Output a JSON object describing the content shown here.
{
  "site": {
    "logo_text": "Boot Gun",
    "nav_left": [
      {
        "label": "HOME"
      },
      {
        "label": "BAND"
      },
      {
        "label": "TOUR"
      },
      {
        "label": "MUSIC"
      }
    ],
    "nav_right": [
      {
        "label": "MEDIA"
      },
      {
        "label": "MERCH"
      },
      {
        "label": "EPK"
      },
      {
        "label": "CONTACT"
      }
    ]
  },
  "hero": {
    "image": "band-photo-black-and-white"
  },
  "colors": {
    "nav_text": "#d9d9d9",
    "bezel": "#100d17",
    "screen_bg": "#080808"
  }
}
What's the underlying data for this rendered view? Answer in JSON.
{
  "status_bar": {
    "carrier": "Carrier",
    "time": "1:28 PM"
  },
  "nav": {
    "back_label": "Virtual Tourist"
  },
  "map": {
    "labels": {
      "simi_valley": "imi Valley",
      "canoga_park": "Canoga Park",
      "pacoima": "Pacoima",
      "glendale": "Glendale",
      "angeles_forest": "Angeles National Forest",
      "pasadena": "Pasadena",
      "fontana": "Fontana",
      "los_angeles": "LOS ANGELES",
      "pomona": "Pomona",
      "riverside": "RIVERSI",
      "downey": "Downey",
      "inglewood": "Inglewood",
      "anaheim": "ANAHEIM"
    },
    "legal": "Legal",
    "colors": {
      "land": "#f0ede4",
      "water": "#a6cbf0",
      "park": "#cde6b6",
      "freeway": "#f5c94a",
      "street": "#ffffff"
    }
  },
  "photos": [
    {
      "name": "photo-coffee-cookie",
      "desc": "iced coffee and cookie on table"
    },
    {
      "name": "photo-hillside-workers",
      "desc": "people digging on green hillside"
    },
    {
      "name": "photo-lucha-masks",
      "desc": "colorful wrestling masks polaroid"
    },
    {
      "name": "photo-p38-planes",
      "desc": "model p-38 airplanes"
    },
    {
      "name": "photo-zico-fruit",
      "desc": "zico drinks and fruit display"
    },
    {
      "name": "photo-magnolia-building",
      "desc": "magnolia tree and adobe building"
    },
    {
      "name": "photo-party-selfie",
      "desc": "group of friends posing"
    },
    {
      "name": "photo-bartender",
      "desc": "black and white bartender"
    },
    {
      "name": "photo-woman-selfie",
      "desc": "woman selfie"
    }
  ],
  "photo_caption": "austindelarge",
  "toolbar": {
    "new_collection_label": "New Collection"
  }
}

※

Task to carry out: Write all of the records out again exactly.

Written solution:
Output a JSON object describing the content shown here.
{
  "site": {
    "logo_text": "Boot Gun",
    "nav_left": [
      {
        "label": "HOME"
      },
      {
        "label": "BAND"
      },
      {
        "label": "TOUR"
      },
      {
        "label": "MUSIC"
      }
    ],
    "nav_right": [
      {
        "label": "MEDIA"
      },
      {
        "label": "MERCH"
      },
      {
        "label": "EPK"
      },
      {
        "label": "CONTACT"
      }
    ]
  },
  "hero": {
    "image": "band-photo-black-and-white"
  },
  "colors": {
    "nav_text": "#d9d9d9",
    "bezel": "#100d17",
    "screen_bg": "#080808"
  }
}
What's the underlying data for this rendered view? Answer in JSON.
{
  "status_bar": {
    "carrier": "Carrier",
    "time": "1:28 PM"
  },
  "nav": {
    "back_label": "Virtual Tourist"
  },
  "map": {
    "labels": {
      "simi_valley": "imi Valley",
      "canoga_park": "Canoga Park",
      "pacoima": "Pacoima",
      "glendale": "Glendale",
      "angeles_forest": "Angeles National Forest",
      "pasadena": "Pasadena",
      "fontana": "Fontana",
      "los_angeles": "LOS ANGELES",
      "pomona": "Pomona",
      "riverside": "RIVERSI",
      "downey": "Downey",
      "inglewood": "Inglewood",
      "anaheim": "ANAHEIM"
    },
    "legal": "Legal",
    "colors": {
      "land": "#f0ede4",
      "water": "#a6cbf0",
      "park": "#cde6b6",
      "freeway": "#f5c94a",
      "street": "#ffffff"
    }
  },
  "photos": [
    {
      "name": "photo-coffee-cookie",
      "desc": "iced coffee and cookie on table"
    },
    {
      "name": "photo-hillside-workers",
      "desc": "people digging on green hillside"
    },
    {
      "name": "photo-lucha-masks",
      "desc": "colorful wrestling masks polaroid"
    },
    {
      "name": "photo-p38-planes",
      "desc": "model p-38 airplanes"
    },
    {
      "name": "photo-zico-fruit",
      "desc": "zico drinks and fruit display"
    },
    {
      "name": "photo-magnolia-building",
      "desc": "magnolia tree and adobe building"
    },
    {
      "name": "photo-party-selfie",
      "desc": "group of friends posing"
    },
    {
      "name": "photo-bartender",
      "desc": "black and white bartender"
    },
    {
      "name": "photo-woman-selfie",
      "desc": "woman selfie"
    }
  ],
  "photo_caption": "austindelarge",
  "toolbar": {
    "new_collection_label": "New Collection"
  }
}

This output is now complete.